Data excerpts:

╭──

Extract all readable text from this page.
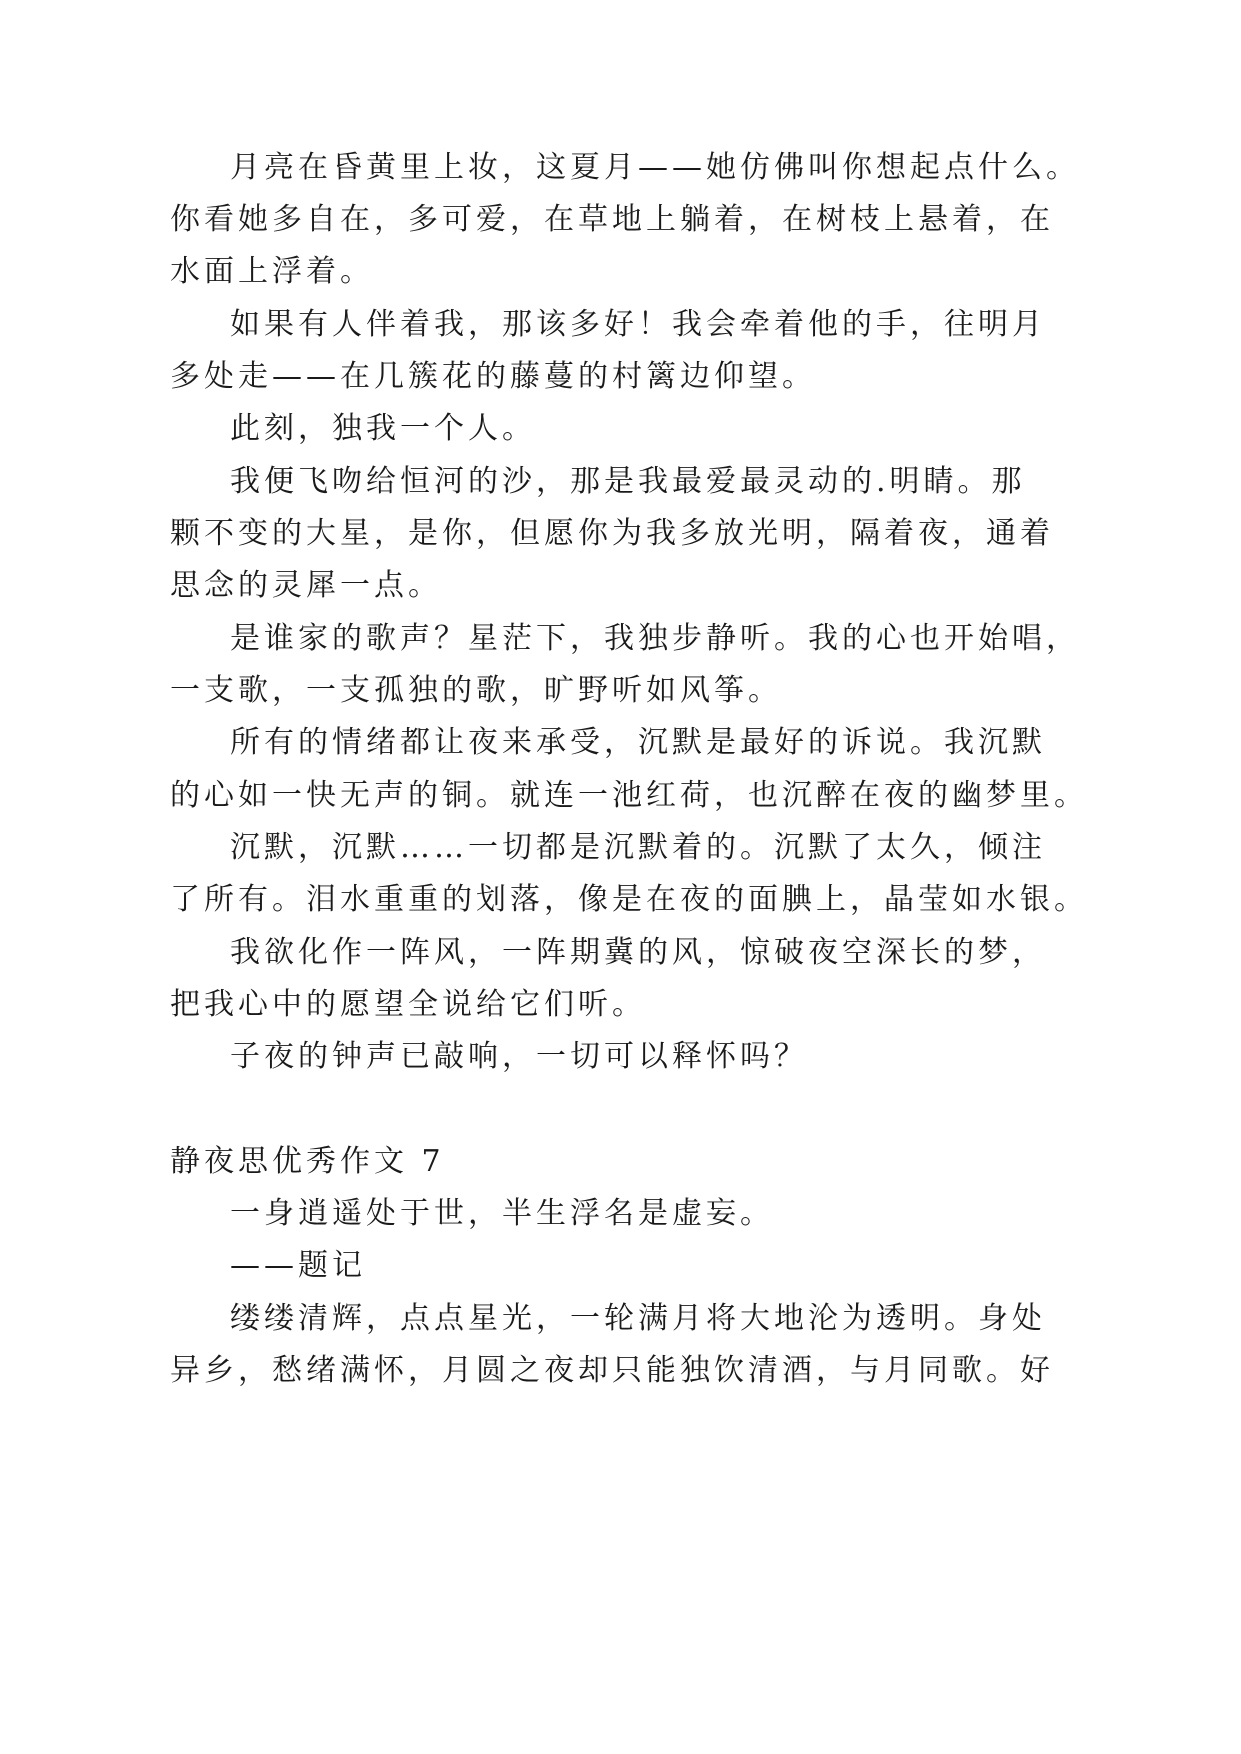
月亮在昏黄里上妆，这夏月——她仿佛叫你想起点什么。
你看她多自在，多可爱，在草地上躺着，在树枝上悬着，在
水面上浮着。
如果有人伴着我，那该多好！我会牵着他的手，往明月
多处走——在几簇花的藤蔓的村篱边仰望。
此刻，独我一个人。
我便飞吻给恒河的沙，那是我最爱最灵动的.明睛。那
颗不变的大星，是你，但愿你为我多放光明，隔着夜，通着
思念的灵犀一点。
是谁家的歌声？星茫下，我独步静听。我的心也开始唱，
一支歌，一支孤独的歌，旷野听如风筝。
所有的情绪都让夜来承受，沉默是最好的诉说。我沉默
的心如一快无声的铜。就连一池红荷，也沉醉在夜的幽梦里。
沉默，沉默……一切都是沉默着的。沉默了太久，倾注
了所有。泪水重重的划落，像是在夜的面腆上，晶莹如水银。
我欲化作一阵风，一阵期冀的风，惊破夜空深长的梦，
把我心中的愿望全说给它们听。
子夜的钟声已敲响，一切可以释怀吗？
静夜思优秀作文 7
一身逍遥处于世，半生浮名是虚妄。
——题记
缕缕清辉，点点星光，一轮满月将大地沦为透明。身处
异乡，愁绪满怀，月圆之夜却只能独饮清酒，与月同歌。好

╰──
╭──

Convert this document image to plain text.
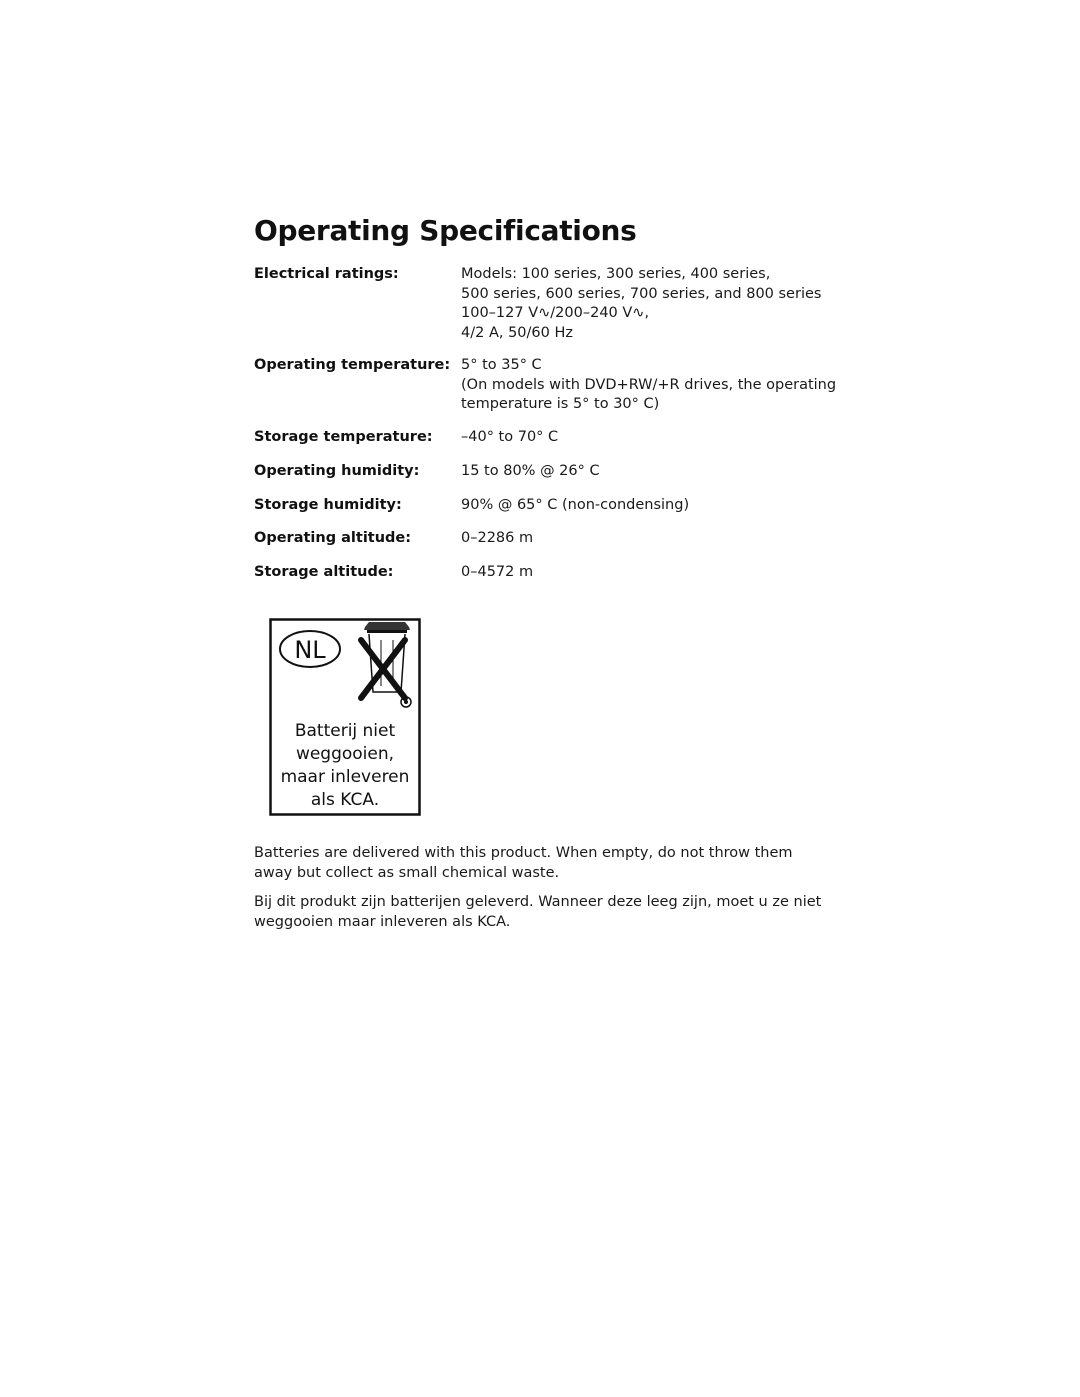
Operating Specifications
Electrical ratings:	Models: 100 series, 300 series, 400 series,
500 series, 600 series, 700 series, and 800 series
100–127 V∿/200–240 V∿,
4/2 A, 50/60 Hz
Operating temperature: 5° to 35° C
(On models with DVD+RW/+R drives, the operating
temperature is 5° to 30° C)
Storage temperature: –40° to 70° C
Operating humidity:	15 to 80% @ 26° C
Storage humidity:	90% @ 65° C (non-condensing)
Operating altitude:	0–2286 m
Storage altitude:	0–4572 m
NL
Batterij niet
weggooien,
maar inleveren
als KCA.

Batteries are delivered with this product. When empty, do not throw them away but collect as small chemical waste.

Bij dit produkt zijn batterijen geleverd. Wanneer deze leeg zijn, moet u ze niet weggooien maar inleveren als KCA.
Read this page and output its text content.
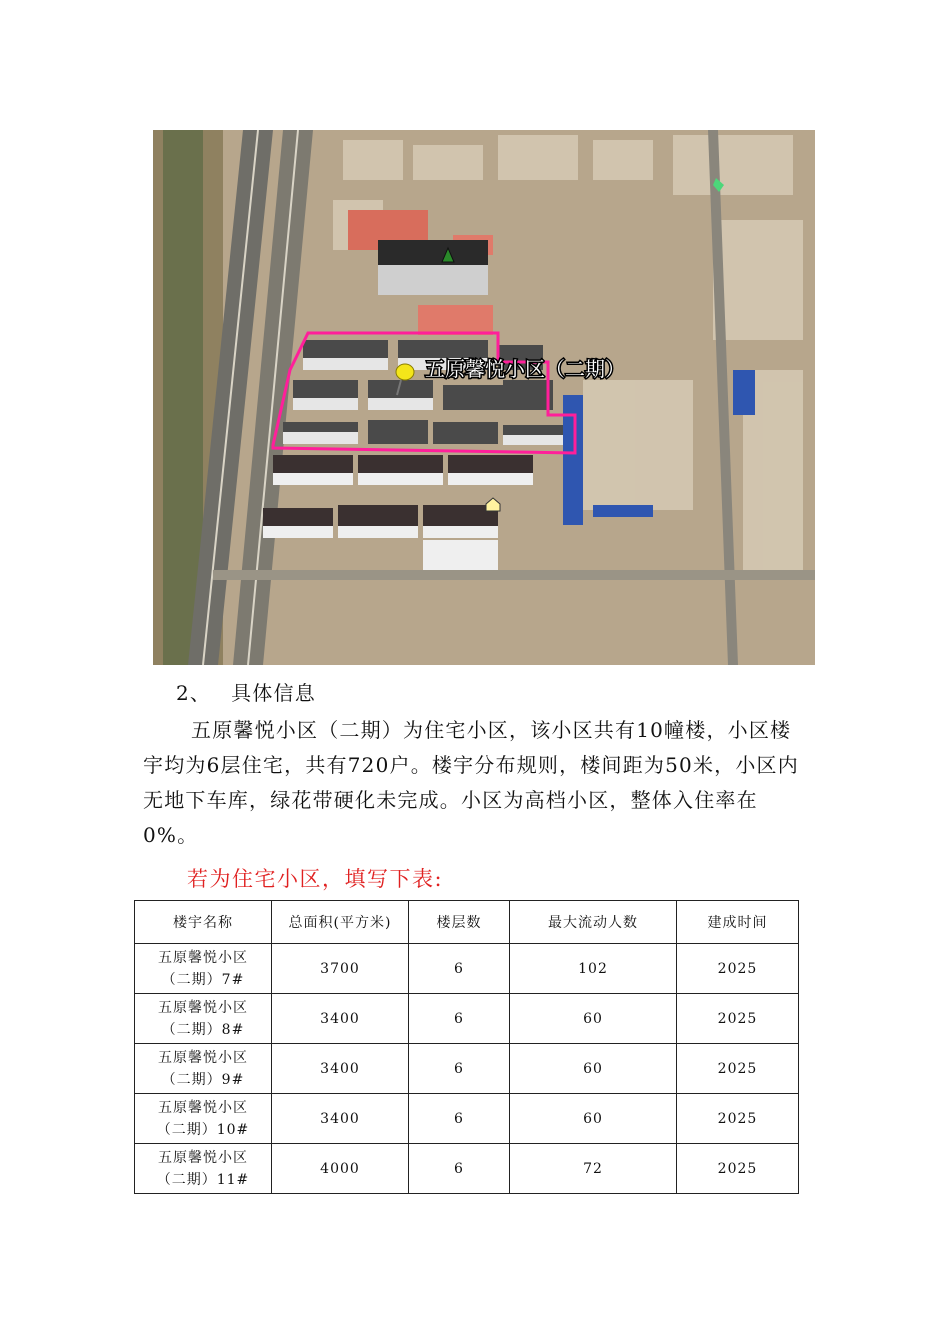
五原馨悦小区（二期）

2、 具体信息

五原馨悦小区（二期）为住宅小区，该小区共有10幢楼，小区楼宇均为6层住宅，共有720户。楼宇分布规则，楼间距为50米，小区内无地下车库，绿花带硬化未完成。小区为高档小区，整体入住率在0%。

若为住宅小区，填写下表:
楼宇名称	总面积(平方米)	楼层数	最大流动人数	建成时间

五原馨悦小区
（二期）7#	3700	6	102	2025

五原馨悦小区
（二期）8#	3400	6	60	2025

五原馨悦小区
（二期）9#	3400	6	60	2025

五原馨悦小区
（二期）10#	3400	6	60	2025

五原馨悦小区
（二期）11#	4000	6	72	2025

╰──

Copy every line above that holds the word "inleveren".

Result of this task:
maar inleveren
Bij dit produkt zijn batterijen geleverd. Wanneer deze leeg zijn, moet u ze niet weggooien maar inleveren als KCA.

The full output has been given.